Directions for this task
Quote the data below in full, please, without altering anything.

========================================

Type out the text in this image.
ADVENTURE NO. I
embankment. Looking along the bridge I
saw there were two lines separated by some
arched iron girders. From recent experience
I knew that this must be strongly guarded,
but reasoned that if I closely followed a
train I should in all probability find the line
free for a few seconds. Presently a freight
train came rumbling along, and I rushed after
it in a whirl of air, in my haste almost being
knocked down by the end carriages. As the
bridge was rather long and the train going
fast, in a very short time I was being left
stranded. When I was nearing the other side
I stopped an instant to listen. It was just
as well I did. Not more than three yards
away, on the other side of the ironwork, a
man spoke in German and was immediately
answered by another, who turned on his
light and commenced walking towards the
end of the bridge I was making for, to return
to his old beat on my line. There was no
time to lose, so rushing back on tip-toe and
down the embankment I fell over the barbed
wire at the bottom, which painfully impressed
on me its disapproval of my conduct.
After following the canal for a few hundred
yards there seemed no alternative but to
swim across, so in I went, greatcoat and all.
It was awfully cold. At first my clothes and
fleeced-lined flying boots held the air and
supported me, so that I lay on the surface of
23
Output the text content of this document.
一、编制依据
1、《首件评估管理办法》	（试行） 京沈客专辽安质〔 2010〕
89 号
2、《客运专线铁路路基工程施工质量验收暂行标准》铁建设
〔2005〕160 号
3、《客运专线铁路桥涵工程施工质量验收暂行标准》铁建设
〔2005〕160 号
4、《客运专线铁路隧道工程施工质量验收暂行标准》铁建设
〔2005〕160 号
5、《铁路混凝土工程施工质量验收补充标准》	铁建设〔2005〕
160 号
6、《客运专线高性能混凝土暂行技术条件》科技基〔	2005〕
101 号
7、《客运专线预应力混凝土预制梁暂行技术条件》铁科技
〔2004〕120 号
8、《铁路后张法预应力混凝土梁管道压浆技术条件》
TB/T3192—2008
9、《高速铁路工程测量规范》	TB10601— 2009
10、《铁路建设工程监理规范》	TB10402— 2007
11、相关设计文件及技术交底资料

========================================

Completed exercise
Type out the text in this image.
ADVENTURE NO. I
embankment. Looking along the bridge I
saw there were two lines separated by some
arched iron girders. From recent experience
I knew that this must be strongly guarded,
but reasoned that if I closely followed a
train I should in all probability find the line
free for a few seconds. Presently a freight
train came rumbling along, and I rushed after
it in a whirl of air, in my haste almost being
knocked down by the end carriages. As the
bridge was rather long and the train going
fast, in a very short time I was being left
stranded. When I was nearing the other side
I stopped an instant to listen. It was just
as well I did. Not more than three yards
away, on the other side of the ironwork, a
man spoke in German and was immediately
answered by another, who turned on his
light and commenced walking towards the
end of the bridge I was making for, to return
to his old beat on my line. There was no
time to lose, so rushing back on tip-toe and
down the embankment I fell over the barbed
wire at the bottom, which painfully impressed
on me its disapproval of my conduct.
After following the canal for a few hundred
yards there seemed no alternative but to
swim across, so in I went, greatcoat and all.
It was awfully cold. At first my clothes and
fleeced-lined flying boots held the air and
supported me, so that I lay on the surface of
23
Output the text content of this document.
一、编制依据
1、《首件评估管理办法》	（试行） 京沈客专辽安质〔 2010〕
89 号
2、《客运专线铁路路基工程施工质量验收暂行标准》铁建设
〔2005〕160 号
3、《客运专线铁路桥涵工程施工质量验收暂行标准》铁建设
〔2005〕160 号
4、《客运专线铁路隧道工程施工质量验收暂行标准》铁建设
〔2005〕160 号
5、《铁路混凝土工程施工质量验收补充标准》	铁建设〔2005〕
160 号
6、《客运专线高性能混凝土暂行技术条件》科技基〔	2005〕
101 号
7、《客运专线预应力混凝土预制梁暂行技术条件》铁科技
〔2004〕120 号
8、《铁路后张法预应力混凝土梁管道压浆技术条件》
TB/T3192—2008
9、《高速铁路工程测量规范》	TB10601— 2009
10、《铁路建设工程监理规范》	TB10402— 2007
11、相关设计文件及技术交底资料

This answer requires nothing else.